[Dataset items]

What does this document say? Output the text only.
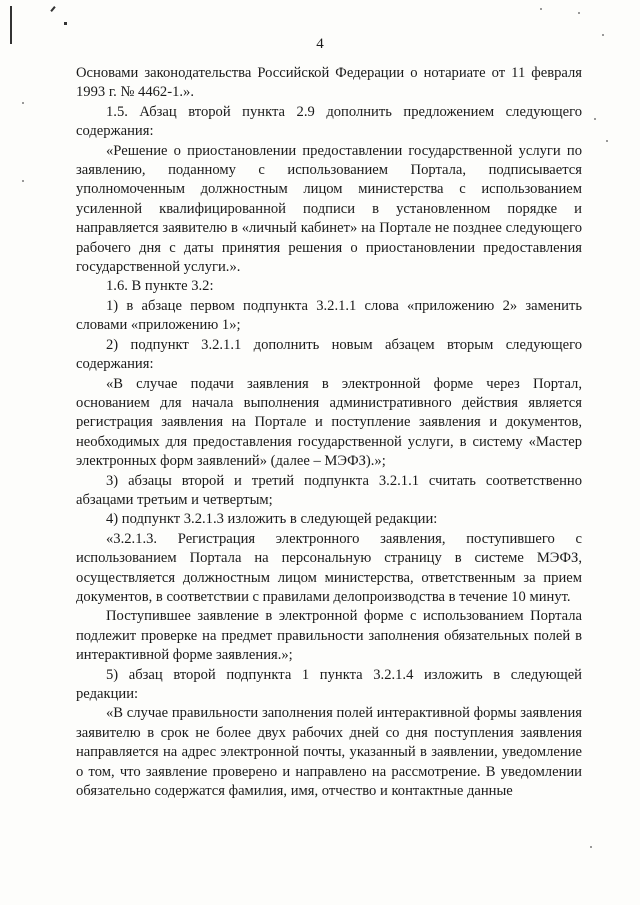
4

Основами законодательства Российской Федерации о нотариате от 11 февраля 1993 г. № 4462-1.».

1.5. Абзац второй пункта 2.9 дополнить предложением следующего содержания:

«Решение о приостановлении предоставлении государственной услуги по заявлению, поданному с использованием Портала, подписывается уполномоченным должностным лицом министерства с использованием усиленной квалифицированной подписи в установленном порядке и направляется заявителю в «личный кабинет» на Портале не позднее следующего рабочего дня с даты принятия решения о приостановлении предоставления государственной услуги.».

1.6. В пункте 3.2:

1) в абзаце первом подпункта 3.2.1.1 слова «приложению 2» заменить словами «приложению 1»;

2) подпункт 3.2.1.1 дополнить новым абзацем вторым следующего содержания:

«В случае подачи заявления в электронной форме через Портал, основанием для начала выполнения административного действия является регистрация заявления на Портале и поступление заявления и документов, необходимых для предоставления государственной услуги, в систему «Мастер электронных форм заявлений» (далее – МЭФЗ).»;

3) абзацы второй и третий подпункта 3.2.1.1 считать соответственно абзацами третьим и четвертым;

4) подпункт 3.2.1.3 изложить в следующей редакции:

«3.2.1.3. Регистрация электронного заявления, поступившего с использованием Портала на персональную страницу в системе МЭФЗ, осуществляется должностным лицом министерства, ответственным за прием документов, в соответствии с правилами делопроизводства в течение 10 минут.

Поступившее заявление в электронной форме с использованием Портала подлежит проверке на предмет правильности заполнения обязательных полей в интерактивной форме заявления.»;

5) абзац второй подпункта 1 пункта 3.2.1.4 изложить в следующей редакции:

«В случае правильности заполнения полей интерактивной формы заявления заявителю в срок не более двух рабочих дней со дня поступления заявления направляется на адрес электронной почты, указанный в заявлении, уведомление о том, что заявление проверено и направлено на рассмотрение. В уведомлении обязательно содержатся фамилия, имя, отчество и контактные данные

→ REQUIRED TASK: In the material above, find the lines that contain "предоставления" and show them.

→ RESULT FOR THIS TASK:
«Решение о приостановлении предоставлении государственной услуги по заявлению, поданному с использованием Портала, подписывается уполномоченным должностным лицом министерства с использованием усиленной квалифицированной подписи в установленном порядке и направляется заявителю в «личный кабинет» на Портале не позднее следующего рабочего дня с даты принятия решения о приостановлении предоставления государственной услуги.».
«В случае подачи заявления в электронной форме через Портал, основанием для начала выполнения административного действия является регистрация заявления на Портале и поступление заявления и документов, необходимых для предоставления государственной услуги, в систему «Мастер электронных форм заявлений» (далее – МЭФЗ).»;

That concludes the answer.